*WORK TO COMPLETE*.
Every entry below should be printed exactly, without its images.

* BEGIN TASK MATERIAL *

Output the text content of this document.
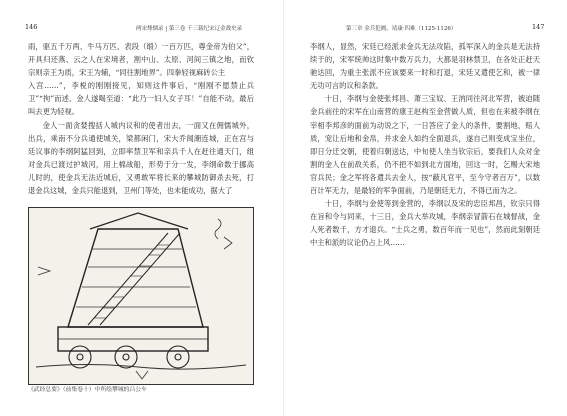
146	两宋烽烟录 | 第三卷 千三载纪宋辽金战史录

雨，驱五千万两、牛马万匹、表段（缎）一百万匹，尊金帝为伯父”，开具归还燕、云之人在宋境者，割中山、太原、河间三镇之地，而钦宗则亲王为质，宋王为辅，“同往割地界”。四拳轻视麻砖公主

入宫……”，李棁的刚刚接见，知则这件事后，“刚刚不愿禁止兵卫”“拘”而述、金人遂喝至道：“此乃一妇人女子耳！”自能不动，最后叫去更为轻视。

金人一面贪婪搜括人城内议和的使者出去，一面又在佣懦城外，出兵，乘南不分兵通使城关，梁都闲门，宋大乔闻潮连城，正在宫与廷议事的李纲阿猛回到，立即率禁卫军和亲兵千人在赶往通天门，组对金兵已渡过护城河，用上棉战船，形势于分一发，李纲命数于挪高儿时的，使金兵无法近城后，又勇敢军将长来的攀城防御杀去死，打退金兵这城，金兵只能退到，卫州门等处，也未能成功，据大了

《武经总要》（前集卷十）中所绘攀城的吕公车
第三章 金兵犯阙，靖康·四难（1125-1126）	147

李纲人，显然，宋廷已经派求金兵无法攻陷，孤军深入的金兵是无法持续于的，宋军统帅这时集中数万兵力，大都是羽林禁卫，在各处正赶天驰达回，为重主张派不应该要来一时和打退，宋廷又遣使乞和，被一律无功可言的议和条款。

十日，李纲与金使张邦昌、萧三宝奴、王汭同往河北军营，被迫随金兵前往的宋军在山南营的康王赵构至金营做人质，但也在来被李纲在宰相李邦彦的面前为动说之下，一日答应了金人的条件，要割地，赔人质，宠让后地和金帛，并求金人如约全面退兵，遂自己则变成宝坐位，即日分迁交朝，使着归朝送达，中旬使人坐当钦宗后，要我们人众对金割的金人在前敌关系，仍不把不如到北方面地，回这一时，乞赐大宋地官兵民；金之军将各遣兵去金人，按“蔽凡官平，至今守者百万”，以数百计军无力，是最轻的军争面前，乃是朝廷无力，不得已而为之。

十日，李纲与金使等到金营的，李纲以及宋的忠臣邦昌，钦宗只得在旨和令与同来，十三日，金兵大举攻城，李纲亲冒箭石在城督战，金人死者数千，方才退兵。“士兵之勇，数百年而一见也”，然而此刻朝廷中主和派的议论仍占上风……
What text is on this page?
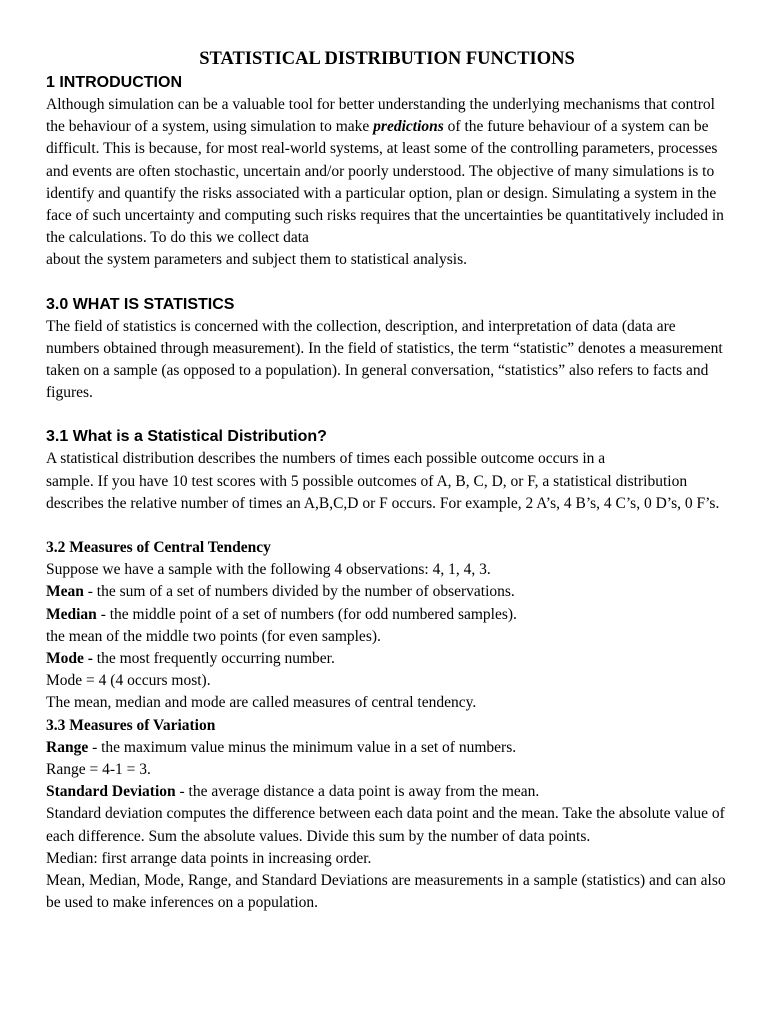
STATISTICAL DISTRIBUTION FUNCTIONS
1 INTRODUCTION

Although simulation can be a valuable tool for better understanding the underlying mechanisms that control the behaviour of a system, using simulation to make predictions of the future behaviour of a system can be difficult. This is because, for most real-world systems, at least some of the controlling parameters, processes and events are often stochastic, uncertain and/or poorly understood. The objective of many simulations is to identify and quantify the risks associated with a particular option, plan or design. Simulating a system in the face of such uncertainty and computing such risks requires that the uncertainties be quantitatively included in the calculations. To do this we collect data
about the system parameters and subject them to statistical analysis.

3.0 WHAT IS STATISTICS

The field of statistics is concerned with the collection, description, and interpretation of data (data are numbers obtained through measurement). In the field of statistics, the term “statistic” denotes a measurement taken on a sample (as opposed to a population). In general conversation, “statistics” also refers to facts and figures.

3.1 What is a Statistical Distribution?

A statistical distribution describes the numbers of times each possible outcome occurs in a
sample. If you have 10 test scores with 5 possible outcomes of A, B, C, D, or F, a statistical distribution describes the relative number of times an A,B,C,D or F occurs. For example, 2 A’s, 4 B’s, 4 C’s, 0 D’s, 0 F’s.

3.2 Measures of Central Tendency

Suppose we have a sample with the following 4 observations: 4, 1, 4, 3.

Mean - the sum of a set of numbers divided by the number of observations.

Median - the middle point of a set of numbers (for odd numbered samples).

the mean of the middle two points (for even samples).

Mode - the most frequently occurring number.

Mode = 4 (4 occurs most).

The mean, median and mode are called measures of central tendency.

3.3 Measures of Variation

Range - the maximum value minus the minimum value in a set of numbers.

Range = 4-1 = 3.

Standard Deviation - the average distance a data point is away from the mean.

Standard deviation computes the difference between each data point and the mean. Take the absolute value of each difference. Sum the absolute values. Divide this sum by the number of data points.

Median: first arrange data points in increasing order.

Mean, Median, Mode, Range, and Standard Deviations are measurements in a sample (statistics) and can also be used to make inferences on a population.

* END TASK MATERIAL *

*OUTPUT OF THE TASK*.
Output the text content of this document.
146	两宋烽烟录 | 第三卷 千三载纪宋辽金战史录

雨，驱五千万两、牛马万匹、表段（缎）一百万匹，尊金帝为伯父”，开具归还燕、云之人在宋境者，割中山、太原、河间三镇之地，而钦宗则亲王为质，宋王为辅，“同往割地界”。四拳轻视麻砖公主

入宫……”，李棁的刚刚接见，知则这件事后，“刚刚不愿禁止兵卫”“拘”而述、金人遂喝至道：“此乃一妇人女子耳！”自能不动，最后叫去更为轻视。

金人一面贪婪搜括人城内议和的使者出去，一面又在佣懦城外，出兵，乘南不分兵通使城关，梁都闲门，宋大乔闻潮连城，正在宫与廷议事的李纲阿猛回到，立即率禁卫军和亲兵千人在赶往通天门，组对金兵已渡过护城河，用上棉战船，形势于分一发，李纲命数于挪高儿时的，使金兵无法近城后，又勇敢军将长来的攀城防御杀去死，打退金兵这城，金兵只能退到，卫州门等处，也未能成功，据大了

《武经总要》（前集卷十）中所绘攀城的吕公车
第三章 金兵犯阙，靖康·四难（1125-1126）	147

李纲人，显然，宋廷已经派求金兵无法攻陷，孤军深入的金兵是无法持续于的，宋军统帅这时集中数万兵力，大都是羽林禁卫，在各处正赶天驰达回，为重主张派不应该要来一时和打退，宋廷又遣使乞和，被一律无功可言的议和条款。

十日，李纲与金使张邦昌、萧三宝奴、王汭同往河北军营，被迫随金兵前往的宋军在山南营的康王赵构至金营做人质，但也在来被李纲在宰相李邦彦的面前为动说之下，一日答应了金人的条件，要割地，赔人质，宠让后地和金帛，并求金人如约全面退兵，遂自己则变成宝坐位，即日分迁交朝，使着归朝送达，中旬使人坐当钦宗后，要我们人众对金割的金人在前敌关系，仍不把不如到北方面地，回这一时，乞赐大宋地官兵民；金之军将各遣兵去金人，按“蔽凡官平，至今守者百万”，以数百计军无力，是最轻的军争面前，乃是朝廷无力，不得已而为之。

十日，李纲与金使等到金营的，李纲以及宋的忠臣邦昌，钦宗只得在旨和令与同来，十三日，金兵大举攻城，李纲亲冒箭石在城督战，金人死者数千，方才退兵。“士兵之勇，数百年而一见也”，然而此刻朝廷中主和派的议论仍占上风……
What text is on this page?
STATISTICAL DISTRIBUTION FUNCTIONS
1 INTRODUCTION

Although simulation can be a valuable tool for better understanding the underlying mechanisms that control the behaviour of a system, using simulation to make predictions of the future behaviour of a system can be difficult. This is because, for most real-world systems, at least some of the controlling parameters, processes and events are often stochastic, uncertain and/or poorly understood. The objective of many simulations is to identify and quantify the risks associated with a particular option, plan or design. Simulating a system in the face of such uncertainty and computing such risks requires that the uncertainties be quantitatively included in the calculations. To do this we collect data
about the system parameters and subject them to statistical analysis.

3.0 WHAT IS STATISTICS

The field of statistics is concerned with the collection, description, and interpretation of data (data are numbers obtained through measurement). In the field of statistics, the term “statistic” denotes a measurement taken on a sample (as opposed to a population). In general conversation, “statistics” also refers to facts and figures.

3.1 What is a Statistical Distribution?

A statistical distribution describes the numbers of times each possible outcome occurs in a
sample. If you have 10 test scores with 5 possible outcomes of A, B, C, D, or F, a statistical distribution describes the relative number of times an A,B,C,D or F occurs. For example, 2 A’s, 4 B’s, 4 C’s, 0 D’s, 0 F’s.

3.2 Measures of Central Tendency

Suppose we have a sample with the following 4 observations: 4, 1, 4, 3.

Mean - the sum of a set of numbers divided by the number of observations.

Median - the middle point of a set of numbers (for odd numbered samples).

the mean of the middle two points (for even samples).

Mode - the most frequently occurring number.

Mode = 4 (4 occurs most).

The mean, median and mode are called measures of central tendency.

3.3 Measures of Variation

Range - the maximum value minus the minimum value in a set of numbers.

Range = 4-1 = 3.

Standard Deviation - the average distance a data point is away from the mean.

Standard deviation computes the difference between each data point and the mean. Take the absolute value of each difference. Sum the absolute values. Divide this sum by the number of data points.

Median: first arrange data points in increasing order.

Mean, Median, Mode, Range, and Standard Deviations are measurements in a sample (statistics) and can also be used to make inferences on a population.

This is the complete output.